§ EXERCISE DETAILS:
Check every line of the data below for the string "Neale", and copy the ones that hold it.
## Begin PROVIDED INFORMATION
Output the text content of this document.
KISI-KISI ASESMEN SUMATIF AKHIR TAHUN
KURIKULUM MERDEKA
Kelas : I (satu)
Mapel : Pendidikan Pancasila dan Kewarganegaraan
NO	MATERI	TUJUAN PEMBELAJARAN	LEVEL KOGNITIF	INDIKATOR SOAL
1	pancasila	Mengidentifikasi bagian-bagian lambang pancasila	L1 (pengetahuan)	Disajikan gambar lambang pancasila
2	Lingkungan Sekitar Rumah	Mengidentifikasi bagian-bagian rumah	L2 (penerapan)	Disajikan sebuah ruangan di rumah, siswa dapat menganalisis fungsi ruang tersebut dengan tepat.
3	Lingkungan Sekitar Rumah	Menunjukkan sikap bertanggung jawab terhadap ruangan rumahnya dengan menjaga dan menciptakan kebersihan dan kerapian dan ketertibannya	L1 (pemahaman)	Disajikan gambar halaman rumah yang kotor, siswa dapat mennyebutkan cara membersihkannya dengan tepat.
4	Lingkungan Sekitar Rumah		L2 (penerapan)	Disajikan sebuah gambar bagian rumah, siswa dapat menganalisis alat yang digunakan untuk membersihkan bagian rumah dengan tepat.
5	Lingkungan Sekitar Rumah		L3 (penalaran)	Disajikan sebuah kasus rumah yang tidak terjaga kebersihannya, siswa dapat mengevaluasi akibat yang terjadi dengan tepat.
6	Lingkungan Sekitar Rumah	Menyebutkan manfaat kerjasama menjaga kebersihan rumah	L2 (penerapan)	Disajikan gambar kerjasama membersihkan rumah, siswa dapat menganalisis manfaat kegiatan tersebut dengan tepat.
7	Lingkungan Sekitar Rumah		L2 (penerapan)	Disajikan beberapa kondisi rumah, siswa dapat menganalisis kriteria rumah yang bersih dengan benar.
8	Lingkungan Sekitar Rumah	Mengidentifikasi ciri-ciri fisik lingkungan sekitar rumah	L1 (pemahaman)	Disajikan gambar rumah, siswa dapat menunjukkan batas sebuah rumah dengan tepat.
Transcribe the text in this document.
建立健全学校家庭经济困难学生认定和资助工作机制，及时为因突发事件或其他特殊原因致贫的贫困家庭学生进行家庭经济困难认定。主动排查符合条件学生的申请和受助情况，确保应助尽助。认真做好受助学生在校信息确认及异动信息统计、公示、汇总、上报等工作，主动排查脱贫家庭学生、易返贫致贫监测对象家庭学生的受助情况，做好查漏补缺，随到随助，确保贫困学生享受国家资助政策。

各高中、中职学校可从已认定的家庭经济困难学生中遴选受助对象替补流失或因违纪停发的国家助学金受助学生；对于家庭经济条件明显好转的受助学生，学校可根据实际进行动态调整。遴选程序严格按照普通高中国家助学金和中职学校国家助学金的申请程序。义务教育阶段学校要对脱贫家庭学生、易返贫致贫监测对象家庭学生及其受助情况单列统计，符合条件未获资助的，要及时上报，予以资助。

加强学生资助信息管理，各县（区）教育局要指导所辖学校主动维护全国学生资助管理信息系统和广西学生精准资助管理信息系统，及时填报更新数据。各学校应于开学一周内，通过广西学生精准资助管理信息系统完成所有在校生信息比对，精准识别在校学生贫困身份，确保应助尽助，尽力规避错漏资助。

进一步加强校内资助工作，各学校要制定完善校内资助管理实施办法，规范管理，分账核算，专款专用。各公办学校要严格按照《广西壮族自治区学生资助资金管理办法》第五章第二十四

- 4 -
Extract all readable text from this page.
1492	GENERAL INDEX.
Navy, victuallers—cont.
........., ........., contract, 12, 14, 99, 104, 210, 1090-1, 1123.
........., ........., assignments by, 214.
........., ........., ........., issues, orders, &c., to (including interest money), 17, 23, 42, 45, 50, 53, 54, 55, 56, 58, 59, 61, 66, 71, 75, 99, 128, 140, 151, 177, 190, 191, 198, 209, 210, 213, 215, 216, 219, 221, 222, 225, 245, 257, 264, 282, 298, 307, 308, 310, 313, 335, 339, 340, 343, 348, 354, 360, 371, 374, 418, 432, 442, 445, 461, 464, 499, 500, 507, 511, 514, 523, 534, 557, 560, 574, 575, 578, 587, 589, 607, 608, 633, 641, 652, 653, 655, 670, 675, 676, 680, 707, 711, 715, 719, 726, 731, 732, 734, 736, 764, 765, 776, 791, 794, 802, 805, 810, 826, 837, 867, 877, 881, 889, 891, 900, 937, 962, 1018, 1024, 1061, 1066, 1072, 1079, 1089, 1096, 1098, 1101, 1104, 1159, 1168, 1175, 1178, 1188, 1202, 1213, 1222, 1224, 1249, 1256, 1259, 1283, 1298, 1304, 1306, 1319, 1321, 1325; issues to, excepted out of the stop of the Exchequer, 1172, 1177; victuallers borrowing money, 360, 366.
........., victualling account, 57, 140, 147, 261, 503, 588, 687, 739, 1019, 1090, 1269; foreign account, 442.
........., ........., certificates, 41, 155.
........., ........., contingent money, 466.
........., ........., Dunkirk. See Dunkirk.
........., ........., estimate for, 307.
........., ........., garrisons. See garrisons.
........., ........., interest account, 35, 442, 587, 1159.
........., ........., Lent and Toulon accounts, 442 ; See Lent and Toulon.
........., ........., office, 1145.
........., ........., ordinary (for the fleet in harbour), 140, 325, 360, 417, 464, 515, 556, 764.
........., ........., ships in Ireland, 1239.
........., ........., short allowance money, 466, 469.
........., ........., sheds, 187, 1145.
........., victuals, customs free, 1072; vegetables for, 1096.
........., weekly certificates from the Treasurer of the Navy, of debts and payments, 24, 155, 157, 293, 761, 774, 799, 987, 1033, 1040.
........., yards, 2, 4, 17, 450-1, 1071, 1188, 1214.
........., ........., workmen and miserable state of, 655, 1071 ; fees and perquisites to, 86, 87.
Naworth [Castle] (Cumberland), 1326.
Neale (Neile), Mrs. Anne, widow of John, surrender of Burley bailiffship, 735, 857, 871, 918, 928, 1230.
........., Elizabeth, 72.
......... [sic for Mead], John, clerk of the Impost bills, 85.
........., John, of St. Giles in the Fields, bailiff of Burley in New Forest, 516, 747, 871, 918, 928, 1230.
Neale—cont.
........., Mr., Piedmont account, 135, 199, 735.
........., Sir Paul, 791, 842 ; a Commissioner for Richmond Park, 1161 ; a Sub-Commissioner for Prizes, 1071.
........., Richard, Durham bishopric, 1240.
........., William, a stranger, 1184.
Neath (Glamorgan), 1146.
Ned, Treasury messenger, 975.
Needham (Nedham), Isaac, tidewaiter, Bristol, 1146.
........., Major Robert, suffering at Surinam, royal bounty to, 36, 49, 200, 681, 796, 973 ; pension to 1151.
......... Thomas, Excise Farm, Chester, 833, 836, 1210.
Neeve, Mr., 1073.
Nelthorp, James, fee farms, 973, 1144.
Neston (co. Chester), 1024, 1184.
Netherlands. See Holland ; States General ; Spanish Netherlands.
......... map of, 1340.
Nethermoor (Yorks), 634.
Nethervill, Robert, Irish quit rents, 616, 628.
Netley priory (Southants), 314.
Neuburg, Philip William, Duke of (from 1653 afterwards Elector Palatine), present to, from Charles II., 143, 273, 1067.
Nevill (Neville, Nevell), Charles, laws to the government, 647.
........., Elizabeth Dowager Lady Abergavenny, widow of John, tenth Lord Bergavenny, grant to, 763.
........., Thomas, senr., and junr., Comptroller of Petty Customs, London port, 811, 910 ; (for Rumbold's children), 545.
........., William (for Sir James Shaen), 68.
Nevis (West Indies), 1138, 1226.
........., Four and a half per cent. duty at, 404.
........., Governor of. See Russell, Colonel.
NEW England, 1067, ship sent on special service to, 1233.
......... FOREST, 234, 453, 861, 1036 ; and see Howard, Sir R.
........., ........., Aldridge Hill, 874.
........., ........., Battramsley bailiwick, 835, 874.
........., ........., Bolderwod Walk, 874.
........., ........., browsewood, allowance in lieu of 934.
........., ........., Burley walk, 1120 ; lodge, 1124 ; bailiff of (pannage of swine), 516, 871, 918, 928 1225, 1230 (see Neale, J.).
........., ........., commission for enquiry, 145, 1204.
## End PROVIDED INFORMATION
§ ANSWER IN FULL:
Neale (Neile), Mrs. Anne, widow of John, surrender of Burley bailiffship, 735, 857, 871, 918, 928, 1230.
Neale—cont.
........., ........., Burley walk, 1120 ; lodge, 1124 ; bailiff of (pannage of swine), 516, 871, 918, 928 1225, 1230 (see Neale, J.).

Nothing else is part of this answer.